═══ TEXT EXCERPT

Anonymous User Tracking? The Fragility of Anonymity

The Google PREF cookie is typical of the tracking cookies used by many different Internet sites. (The PREF cookie stands out partly because Google’s services are so popular and so omnipresent, not because there aren’t a number of other cookies that might be used to track people in the same ways.) A typical one looks like

PREF=ID=7994dc5cd38ff052&...

The value after the “ID” is a random number that Google makes up on the spot the first time you visit a Google service in a particular browser. This number is chosen by Google and isn’t derived from anything distinctive about you. But your web browser will remember it for two years, unless you’ve changed your browser settings, and send it out over the Internet every time you interact with any Google web service.

The advertising industry and many website operators have often suggested that cookies like Google’s PREF are “anonymous” or “non-personally-identifiable” if they don’t contain a person’s name or e-mail address. Unfortunately, a persistent cookie can easily become associated with a person’s identity, whether that’s by the website that set the cookie, by a third-party website, or by a spy agency.

For example, suppose you at some point put something in a Google search that allows an eavesdropper to figure out who you are (or do anything else from that same computer that the eavesdropper manages to link to your identity). If the eavesdropper also sees your Google PREF cookie, that eavesdropper knows the real-life identity that’s associated with that cookie, and can remember this association for as long as the cookie lasts, and recognize you wherever else you go. The supposed “anonymity” of any individual tracking cookie is incredibly fragile; it can be lost forever at a moment’s notice.

Fighting Nonconsensual Tracking

These revelations make it ever clearer that we need to fight back against nonconsensual tracking of web users, by deploying and adopting technology that allows users to block online tracking. In the past we’ve been concerned about the profiles that web companies could build up about users without their knowledge or consent. Now we’ve seen that this tracking technology is also being hijacked for government surveillance of Internet users.

══════

== PROBLEMS TO SOLVE ==
- 1) In the text on tracking cookies, rewrite the paragraph beginning "The value after the “ID”" as a short bulleted list that keeps its main facts.
- 2) Say whether each statement agrees with the text on tracking cookies. Answer yes or no, and quote the deciding words from the text.
(a) The ID number in the PREF cookie is derived from something distinctive about the user.
(b) A web browser keeps the PREF cookie for two years unless its settings have been changed.
(c) The advertising industry has suggested that such cookies are anonymous if they contain no name or e-mail address.
- 3) List every party that, according to the text on tracking cookies, could associate a persistent cookie with a person's identity.

═══ STUDY MATERIAL

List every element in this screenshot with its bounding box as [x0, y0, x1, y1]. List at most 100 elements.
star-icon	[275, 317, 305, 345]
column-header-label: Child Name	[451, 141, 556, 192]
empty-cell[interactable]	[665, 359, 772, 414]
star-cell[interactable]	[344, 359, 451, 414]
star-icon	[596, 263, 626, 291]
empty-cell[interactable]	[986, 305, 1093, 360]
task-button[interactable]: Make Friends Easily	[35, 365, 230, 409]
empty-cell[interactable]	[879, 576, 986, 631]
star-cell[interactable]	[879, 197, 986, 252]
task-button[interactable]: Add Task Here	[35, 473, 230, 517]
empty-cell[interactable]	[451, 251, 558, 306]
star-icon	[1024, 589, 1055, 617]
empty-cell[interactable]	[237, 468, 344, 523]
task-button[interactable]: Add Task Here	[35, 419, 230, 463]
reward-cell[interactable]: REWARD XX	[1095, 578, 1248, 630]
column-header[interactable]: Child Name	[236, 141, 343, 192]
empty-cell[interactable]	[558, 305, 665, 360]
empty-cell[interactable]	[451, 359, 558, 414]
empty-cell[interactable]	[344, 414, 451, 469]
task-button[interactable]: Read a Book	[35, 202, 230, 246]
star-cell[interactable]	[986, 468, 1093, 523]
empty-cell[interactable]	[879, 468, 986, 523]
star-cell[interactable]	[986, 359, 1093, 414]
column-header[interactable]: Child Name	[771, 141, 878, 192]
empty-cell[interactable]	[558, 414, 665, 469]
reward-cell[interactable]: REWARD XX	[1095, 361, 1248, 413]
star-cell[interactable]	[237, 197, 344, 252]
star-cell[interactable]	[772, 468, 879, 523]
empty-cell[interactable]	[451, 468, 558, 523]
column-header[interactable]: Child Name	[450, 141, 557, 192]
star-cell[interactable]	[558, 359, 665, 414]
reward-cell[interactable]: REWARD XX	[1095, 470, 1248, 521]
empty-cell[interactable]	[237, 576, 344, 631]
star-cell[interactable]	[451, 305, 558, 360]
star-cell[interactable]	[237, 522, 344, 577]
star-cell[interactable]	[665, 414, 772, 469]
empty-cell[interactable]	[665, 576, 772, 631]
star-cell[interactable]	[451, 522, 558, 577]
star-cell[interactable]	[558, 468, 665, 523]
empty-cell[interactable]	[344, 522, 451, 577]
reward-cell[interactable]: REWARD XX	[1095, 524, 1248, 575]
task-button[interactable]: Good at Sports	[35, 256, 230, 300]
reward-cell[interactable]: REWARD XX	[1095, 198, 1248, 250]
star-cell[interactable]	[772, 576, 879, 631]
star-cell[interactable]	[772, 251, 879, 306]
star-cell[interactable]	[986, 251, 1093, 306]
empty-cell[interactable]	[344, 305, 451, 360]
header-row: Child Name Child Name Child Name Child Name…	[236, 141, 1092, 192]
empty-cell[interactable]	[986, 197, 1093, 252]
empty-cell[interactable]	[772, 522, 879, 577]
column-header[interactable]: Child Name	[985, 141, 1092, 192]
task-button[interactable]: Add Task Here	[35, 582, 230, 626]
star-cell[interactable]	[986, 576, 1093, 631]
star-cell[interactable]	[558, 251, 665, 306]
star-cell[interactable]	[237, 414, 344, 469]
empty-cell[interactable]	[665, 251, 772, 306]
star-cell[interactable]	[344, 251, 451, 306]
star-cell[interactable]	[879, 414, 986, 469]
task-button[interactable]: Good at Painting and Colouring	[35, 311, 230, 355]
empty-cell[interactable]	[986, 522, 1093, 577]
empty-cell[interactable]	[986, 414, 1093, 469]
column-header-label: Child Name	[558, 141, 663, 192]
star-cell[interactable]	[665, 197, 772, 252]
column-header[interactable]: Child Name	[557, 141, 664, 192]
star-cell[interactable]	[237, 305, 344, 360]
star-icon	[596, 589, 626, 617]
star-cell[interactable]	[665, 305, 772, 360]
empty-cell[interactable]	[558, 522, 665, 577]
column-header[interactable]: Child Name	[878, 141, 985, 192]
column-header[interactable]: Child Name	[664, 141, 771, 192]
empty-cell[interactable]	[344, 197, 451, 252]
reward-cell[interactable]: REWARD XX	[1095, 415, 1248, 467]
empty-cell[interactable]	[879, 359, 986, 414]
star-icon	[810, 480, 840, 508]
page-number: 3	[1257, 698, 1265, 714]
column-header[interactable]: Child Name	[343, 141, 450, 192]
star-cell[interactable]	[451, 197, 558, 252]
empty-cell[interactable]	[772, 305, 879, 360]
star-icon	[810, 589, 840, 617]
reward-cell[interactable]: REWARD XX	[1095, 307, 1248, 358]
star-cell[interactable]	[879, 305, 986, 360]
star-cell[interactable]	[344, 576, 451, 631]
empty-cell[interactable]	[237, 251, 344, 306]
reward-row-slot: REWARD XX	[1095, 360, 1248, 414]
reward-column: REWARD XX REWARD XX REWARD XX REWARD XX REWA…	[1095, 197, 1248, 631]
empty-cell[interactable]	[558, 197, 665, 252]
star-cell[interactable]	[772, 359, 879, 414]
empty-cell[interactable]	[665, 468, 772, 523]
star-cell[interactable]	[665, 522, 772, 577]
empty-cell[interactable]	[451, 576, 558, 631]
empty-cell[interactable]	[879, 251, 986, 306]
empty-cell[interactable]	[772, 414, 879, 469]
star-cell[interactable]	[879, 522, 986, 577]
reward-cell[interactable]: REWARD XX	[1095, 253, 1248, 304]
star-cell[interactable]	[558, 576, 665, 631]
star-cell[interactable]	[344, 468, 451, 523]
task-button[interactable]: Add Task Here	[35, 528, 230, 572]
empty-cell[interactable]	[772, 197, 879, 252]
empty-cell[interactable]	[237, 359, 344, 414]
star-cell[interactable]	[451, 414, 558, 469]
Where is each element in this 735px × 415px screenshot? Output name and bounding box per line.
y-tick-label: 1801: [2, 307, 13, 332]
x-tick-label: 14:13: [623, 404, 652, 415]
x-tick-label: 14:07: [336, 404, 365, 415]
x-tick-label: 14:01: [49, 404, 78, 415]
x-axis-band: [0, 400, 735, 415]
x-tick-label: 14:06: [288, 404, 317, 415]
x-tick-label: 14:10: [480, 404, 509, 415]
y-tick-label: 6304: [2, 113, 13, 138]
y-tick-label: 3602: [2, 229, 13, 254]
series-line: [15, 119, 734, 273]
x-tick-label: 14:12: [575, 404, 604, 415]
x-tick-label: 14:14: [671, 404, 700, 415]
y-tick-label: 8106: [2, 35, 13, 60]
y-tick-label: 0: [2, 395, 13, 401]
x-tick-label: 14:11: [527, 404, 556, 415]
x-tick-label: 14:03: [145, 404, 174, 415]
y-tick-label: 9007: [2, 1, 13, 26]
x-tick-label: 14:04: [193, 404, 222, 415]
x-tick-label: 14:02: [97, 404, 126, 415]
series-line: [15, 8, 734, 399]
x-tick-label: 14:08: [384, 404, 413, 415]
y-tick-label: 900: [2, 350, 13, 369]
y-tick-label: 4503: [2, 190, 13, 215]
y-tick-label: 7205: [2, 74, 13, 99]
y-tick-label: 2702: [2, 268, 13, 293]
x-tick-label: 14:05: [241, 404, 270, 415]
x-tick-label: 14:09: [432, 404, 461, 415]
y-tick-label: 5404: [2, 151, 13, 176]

══════

== SOLUTIONS IN ORDER ==
- 1)
- The value after "ID" is a random number that Google creates the first time you visit a Google service in a particular browser.
- Google chooses the number, and it is not derived from anything distinctive about you.
- Unless you have changed your browser settings, your browser remembers the number for two years.
- The browser sends it over the Internet every time you interact with any Google web service.

- 2)
(a) No. "This number is chosen by Google and isn’t derived from anything distinctive about you."
(b) Yes. "your web browser will remember it for two years, unless you’ve changed your browser settings"
(c) Yes. "The advertising industry and many website operators have often suggested that cookies like Google’s PREF are “anonymous” or “non-personally-identifiable” if they don’t contain a person’s name or e-mail address."

- 3)
- The website that set the cookie
- A third-party website
- A spy agency